The entries below should be output exactly as written.
----
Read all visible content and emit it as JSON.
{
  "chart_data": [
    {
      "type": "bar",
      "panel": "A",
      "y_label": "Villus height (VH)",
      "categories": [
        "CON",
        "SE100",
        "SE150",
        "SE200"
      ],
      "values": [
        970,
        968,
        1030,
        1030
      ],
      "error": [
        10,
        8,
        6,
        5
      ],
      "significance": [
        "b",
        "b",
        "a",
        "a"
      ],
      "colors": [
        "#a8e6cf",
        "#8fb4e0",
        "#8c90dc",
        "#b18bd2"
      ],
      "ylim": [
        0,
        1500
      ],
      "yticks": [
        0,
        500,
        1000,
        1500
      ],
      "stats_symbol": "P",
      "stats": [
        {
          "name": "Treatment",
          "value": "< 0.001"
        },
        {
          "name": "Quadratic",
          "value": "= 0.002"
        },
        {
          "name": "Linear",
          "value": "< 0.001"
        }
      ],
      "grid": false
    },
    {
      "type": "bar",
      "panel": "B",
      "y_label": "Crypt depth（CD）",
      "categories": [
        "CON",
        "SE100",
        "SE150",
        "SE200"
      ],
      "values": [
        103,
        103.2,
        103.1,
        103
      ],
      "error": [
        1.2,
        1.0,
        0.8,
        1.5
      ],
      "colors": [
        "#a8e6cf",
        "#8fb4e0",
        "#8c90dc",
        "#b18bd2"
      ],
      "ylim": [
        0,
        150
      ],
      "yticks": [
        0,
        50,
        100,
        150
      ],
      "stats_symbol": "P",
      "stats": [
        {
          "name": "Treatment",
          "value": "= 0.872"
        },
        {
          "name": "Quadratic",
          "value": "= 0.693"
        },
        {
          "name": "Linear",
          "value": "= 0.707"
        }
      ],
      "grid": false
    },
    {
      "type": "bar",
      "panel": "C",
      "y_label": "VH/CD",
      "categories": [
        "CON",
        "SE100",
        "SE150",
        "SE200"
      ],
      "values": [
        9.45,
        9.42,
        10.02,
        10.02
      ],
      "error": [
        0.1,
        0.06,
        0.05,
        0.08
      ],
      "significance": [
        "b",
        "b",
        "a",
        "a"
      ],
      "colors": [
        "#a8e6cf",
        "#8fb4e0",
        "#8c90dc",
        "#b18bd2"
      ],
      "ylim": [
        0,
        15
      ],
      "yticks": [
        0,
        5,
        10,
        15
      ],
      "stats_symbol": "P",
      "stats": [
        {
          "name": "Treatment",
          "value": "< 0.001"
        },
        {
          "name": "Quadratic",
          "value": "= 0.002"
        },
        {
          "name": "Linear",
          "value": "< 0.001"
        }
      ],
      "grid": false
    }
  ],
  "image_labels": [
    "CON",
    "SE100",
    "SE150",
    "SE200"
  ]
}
----
**FULL OUTPUT**.
Read all visible content and emit it as JSON.
{
  "chart_data": [
    {
      "type": "bar",
      "panel": "A",
      "y_label": "Villus height (VH)",
      "categories": [
        "CON",
        "SE100",
        "SE150",
        "SE200"
      ],
      "values": [
        970,
        968,
        1030,
        1030
      ],
      "error": [
        10,
        8,
        6,
        5
      ],
      "significance": [
        "b",
        "b",
        "a",
        "a"
      ],
      "colors": [
        "#a8e6cf",
        "#8fb4e0",
        "#8c90dc",
        "#b18bd2"
      ],
      "ylim": [
        0,
        1500
      ],
      "yticks": [
        0,
        500,
        1000,
        1500
      ],
      "stats_symbol": "P",
      "stats": [
        {
          "name": "Treatment",
          "value": "< 0.001"
        },
        {
          "name": "Quadratic",
          "value": "= 0.002"
        },
        {
          "name": "Linear",
          "value": "< 0.001"
        }
      ],
      "grid": false
    },
    {
      "type": "bar",
      "panel": "B",
      "y_label": "Crypt depth（CD）",
      "categories": [
        "CON",
        "SE100",
        "SE150",
        "SE200"
      ],
      "values": [
        103,
        103.2,
        103.1,
        103
      ],
      "error": [
        1.2,
        1.0,
        0.8,
        1.5
      ],
      "colors": [
        "#a8e6cf",
        "#8fb4e0",
        "#8c90dc",
        "#b18bd2"
      ],
      "ylim": [
        0,
        150
      ],
      "yticks": [
        0,
        50,
        100,
        150
      ],
      "stats_symbol": "P",
      "stats": [
        {
          "name": "Treatment",
          "value": "= 0.872"
        },
        {
          "name": "Quadratic",
          "value": "= 0.693"
        },
        {
          "name": "Linear",
          "value": "= 0.707"
        }
      ],
      "grid": false
    },
    {
      "type": "bar",
      "panel": "C",
      "y_label": "VH/CD",
      "categories": [
        "CON",
        "SE100",
        "SE150",
        "SE200"
      ],
      "values": [
        9.45,
        9.42,
        10.02,
        10.02
      ],
      "error": [
        0.1,
        0.06,
        0.05,
        0.08
      ],
      "significance": [
        "b",
        "b",
        "a",
        "a"
      ],
      "colors": [
        "#a8e6cf",
        "#8fb4e0",
        "#8c90dc",
        "#b18bd2"
      ],
      "ylim": [
        0,
        15
      ],
      "yticks": [
        0,
        5,
        10,
        15
      ],
      "stats_symbol": "P",
      "stats": [
        {
          "name": "Treatment",
          "value": "< 0.001"
        },
        {
          "name": "Quadratic",
          "value": "= 0.002"
        },
        {
          "name": "Linear",
          "value": "< 0.001"
        }
      ],
      "grid": false
    }
  ],
  "image_labels": [
    "CON",
    "SE100",
    "SE150",
    "SE200"
  ]
}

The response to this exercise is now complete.